* Start Records to use *

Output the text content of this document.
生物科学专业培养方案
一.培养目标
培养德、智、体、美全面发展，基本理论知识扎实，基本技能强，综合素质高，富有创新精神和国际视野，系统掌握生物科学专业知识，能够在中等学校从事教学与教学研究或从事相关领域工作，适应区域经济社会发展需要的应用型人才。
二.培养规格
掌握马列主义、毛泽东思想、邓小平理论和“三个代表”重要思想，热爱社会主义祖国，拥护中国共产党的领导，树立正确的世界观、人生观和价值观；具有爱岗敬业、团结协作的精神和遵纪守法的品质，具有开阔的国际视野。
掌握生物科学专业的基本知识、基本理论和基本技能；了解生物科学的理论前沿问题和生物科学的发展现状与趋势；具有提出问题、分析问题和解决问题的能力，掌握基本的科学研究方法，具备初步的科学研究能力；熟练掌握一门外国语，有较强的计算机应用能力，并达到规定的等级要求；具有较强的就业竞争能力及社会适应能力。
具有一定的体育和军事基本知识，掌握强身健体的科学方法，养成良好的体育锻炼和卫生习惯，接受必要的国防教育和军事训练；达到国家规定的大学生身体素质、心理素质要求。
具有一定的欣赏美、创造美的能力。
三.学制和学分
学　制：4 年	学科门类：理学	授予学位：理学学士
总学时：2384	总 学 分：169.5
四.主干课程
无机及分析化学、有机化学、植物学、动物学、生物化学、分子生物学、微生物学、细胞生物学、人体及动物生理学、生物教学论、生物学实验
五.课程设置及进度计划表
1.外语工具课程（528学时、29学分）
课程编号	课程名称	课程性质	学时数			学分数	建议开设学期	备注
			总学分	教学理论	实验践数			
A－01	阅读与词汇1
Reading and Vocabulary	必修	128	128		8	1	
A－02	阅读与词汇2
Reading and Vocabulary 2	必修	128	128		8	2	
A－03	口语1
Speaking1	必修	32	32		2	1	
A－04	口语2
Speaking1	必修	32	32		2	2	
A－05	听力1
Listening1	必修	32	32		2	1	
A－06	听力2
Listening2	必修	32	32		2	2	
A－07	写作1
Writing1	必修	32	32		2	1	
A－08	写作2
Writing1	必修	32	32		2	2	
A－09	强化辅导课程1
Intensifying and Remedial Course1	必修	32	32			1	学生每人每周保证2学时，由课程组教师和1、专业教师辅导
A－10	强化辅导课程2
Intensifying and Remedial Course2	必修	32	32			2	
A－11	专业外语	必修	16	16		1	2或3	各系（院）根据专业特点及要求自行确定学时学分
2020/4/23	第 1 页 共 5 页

* End Records to use *

_Prompt_
Write out every record shown above, word for word.

_Output of the task_
Output the text content of this document.
生物科学专业培养方案
一.培养目标
培养德、智、体、美全面发展，基本理论知识扎实，基本技能强，综合素质高，富有创新精神和国际视野，系统掌握生物科学专业知识，能够在中等学校从事教学与教学研究或从事相关领域工作，适应区域经济社会发展需要的应用型人才。
二.培养规格
掌握马列主义、毛泽东思想、邓小平理论和“三个代表”重要思想，热爱社会主义祖国，拥护中国共产党的领导，树立正确的世界观、人生观和价值观；具有爱岗敬业、团结协作的精神和遵纪守法的品质，具有开阔的国际视野。
掌握生物科学专业的基本知识、基本理论和基本技能；了解生物科学的理论前沿问题和生物科学的发展现状与趋势；具有提出问题、分析问题和解决问题的能力，掌握基本的科学研究方法，具备初步的科学研究能力；熟练掌握一门外国语，有较强的计算机应用能力，并达到规定的等级要求；具有较强的就业竞争能力及社会适应能力。
具有一定的体育和军事基本知识，掌握强身健体的科学方法，养成良好的体育锻炼和卫生习惯，接受必要的国防教育和军事训练；达到国家规定的大学生身体素质、心理素质要求。
具有一定的欣赏美、创造美的能力。
三.学制和学分
学　制：4 年	学科门类：理学	授予学位：理学学士
总学时：2384	总 学 分：169.5
四.主干课程
无机及分析化学、有机化学、植物学、动物学、生物化学、分子生物学、微生物学、细胞生物学、人体及动物生理学、生物教学论、生物学实验
五.课程设置及进度计划表
1.外语工具课程（528学时、29学分）
课程编号	课程名称	课程性质	学时数			学分数	建议开设学期	备注
			总学分	教学理论	实验践数			
A－01	阅读与词汇1
Reading and Vocabulary	必修	128	128		8	1	
A－02	阅读与词汇2
Reading and Vocabulary 2	必修	128	128		8	2	
A－03	口语1
Speaking1	必修	32	32		2	1	
A－04	口语2
Speaking1	必修	32	32		2	2	
A－05	听力1
Listening1	必修	32	32		2	1	
A－06	听力2
Listening2	必修	32	32		2	2	
A－07	写作1
Writing1	必修	32	32		2	1	
A－08	写作2
Writing1	必修	32	32		2	2	
A－09	强化辅导课程1
Intensifying and Remedial Course1	必修	32	32			1	学生每人每周保证2学时，由课程组教师和1、专业教师辅导
A－10	强化辅导课程2
Intensifying and Remedial Course2	必修	32	32			2	
A－11	专业外语	必修	16	16		1	2或3	各系（院）根据专业特点及要求自行确定学时学分
2020/4/23	第 1 页 共 5 页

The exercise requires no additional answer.